-- START SUPPLIED RECORDS --

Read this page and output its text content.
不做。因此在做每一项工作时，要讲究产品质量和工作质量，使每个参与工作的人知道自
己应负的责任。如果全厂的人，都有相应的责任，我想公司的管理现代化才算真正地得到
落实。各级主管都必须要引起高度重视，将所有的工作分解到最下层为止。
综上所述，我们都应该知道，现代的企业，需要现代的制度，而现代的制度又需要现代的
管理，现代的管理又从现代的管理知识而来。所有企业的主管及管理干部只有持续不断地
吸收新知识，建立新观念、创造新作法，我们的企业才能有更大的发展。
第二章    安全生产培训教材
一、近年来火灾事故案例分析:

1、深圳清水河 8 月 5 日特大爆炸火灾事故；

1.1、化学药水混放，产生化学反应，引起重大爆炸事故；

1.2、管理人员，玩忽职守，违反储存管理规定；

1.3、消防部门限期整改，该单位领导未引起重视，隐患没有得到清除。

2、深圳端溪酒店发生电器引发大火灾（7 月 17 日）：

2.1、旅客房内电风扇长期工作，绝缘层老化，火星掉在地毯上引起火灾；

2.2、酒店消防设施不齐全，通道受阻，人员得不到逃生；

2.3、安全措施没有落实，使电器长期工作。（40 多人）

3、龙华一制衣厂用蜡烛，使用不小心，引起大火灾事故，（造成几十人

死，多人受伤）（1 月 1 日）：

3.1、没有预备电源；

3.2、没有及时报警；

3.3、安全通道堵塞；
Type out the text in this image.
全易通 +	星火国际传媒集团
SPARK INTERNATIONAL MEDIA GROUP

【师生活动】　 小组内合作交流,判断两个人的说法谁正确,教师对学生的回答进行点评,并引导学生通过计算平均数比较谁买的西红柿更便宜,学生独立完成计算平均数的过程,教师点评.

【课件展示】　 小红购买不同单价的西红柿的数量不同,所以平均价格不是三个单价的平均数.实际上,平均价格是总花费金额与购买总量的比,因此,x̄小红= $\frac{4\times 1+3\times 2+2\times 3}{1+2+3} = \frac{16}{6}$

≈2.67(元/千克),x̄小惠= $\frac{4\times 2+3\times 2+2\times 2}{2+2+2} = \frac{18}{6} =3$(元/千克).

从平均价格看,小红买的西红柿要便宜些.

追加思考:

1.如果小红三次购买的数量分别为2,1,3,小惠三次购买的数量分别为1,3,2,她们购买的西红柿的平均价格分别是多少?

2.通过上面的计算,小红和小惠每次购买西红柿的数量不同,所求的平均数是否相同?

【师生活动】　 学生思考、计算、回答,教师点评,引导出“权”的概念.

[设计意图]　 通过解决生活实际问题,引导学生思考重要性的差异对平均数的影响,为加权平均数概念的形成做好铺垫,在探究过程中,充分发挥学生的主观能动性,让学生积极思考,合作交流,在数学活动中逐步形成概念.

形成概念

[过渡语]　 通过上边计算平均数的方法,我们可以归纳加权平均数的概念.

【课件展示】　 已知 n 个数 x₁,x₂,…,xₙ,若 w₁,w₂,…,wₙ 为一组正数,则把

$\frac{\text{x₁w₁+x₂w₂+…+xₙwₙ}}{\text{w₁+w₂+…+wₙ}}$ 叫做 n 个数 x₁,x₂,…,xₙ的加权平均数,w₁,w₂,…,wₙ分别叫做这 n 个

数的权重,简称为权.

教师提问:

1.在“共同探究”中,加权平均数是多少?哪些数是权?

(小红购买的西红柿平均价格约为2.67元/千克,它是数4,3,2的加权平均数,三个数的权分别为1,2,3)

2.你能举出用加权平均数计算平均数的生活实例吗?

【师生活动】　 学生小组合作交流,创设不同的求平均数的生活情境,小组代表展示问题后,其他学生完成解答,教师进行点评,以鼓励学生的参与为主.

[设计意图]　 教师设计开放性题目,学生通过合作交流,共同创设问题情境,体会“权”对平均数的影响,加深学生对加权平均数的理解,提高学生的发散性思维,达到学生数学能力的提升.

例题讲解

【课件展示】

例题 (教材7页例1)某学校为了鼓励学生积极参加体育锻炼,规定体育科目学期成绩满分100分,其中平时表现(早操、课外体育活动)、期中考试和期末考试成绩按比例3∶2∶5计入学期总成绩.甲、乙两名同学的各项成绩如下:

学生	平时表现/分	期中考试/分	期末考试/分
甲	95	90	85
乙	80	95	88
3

-- END SUPPLIED RECORDS --

Copy whichever lines in the listing above contain the word "课件展示".

COMPLETED EXERCISE:
【课件展示】　 小红购买不同单价的西红柿的数量不同,所以平均价格不是三个单价的平均数.实际上,平均价格是总花费金额与购买总量的比,因此,x̄小红= $\frac{4\times 1+3\times 2+2\times 3}{1+2+3} = \frac{16}{6}$
【课件展示】　 已知 n 个数 x₁,x₂,…,xₙ,若 w₁,w₂,…,wₙ 为一组正数,则把
【课件展示】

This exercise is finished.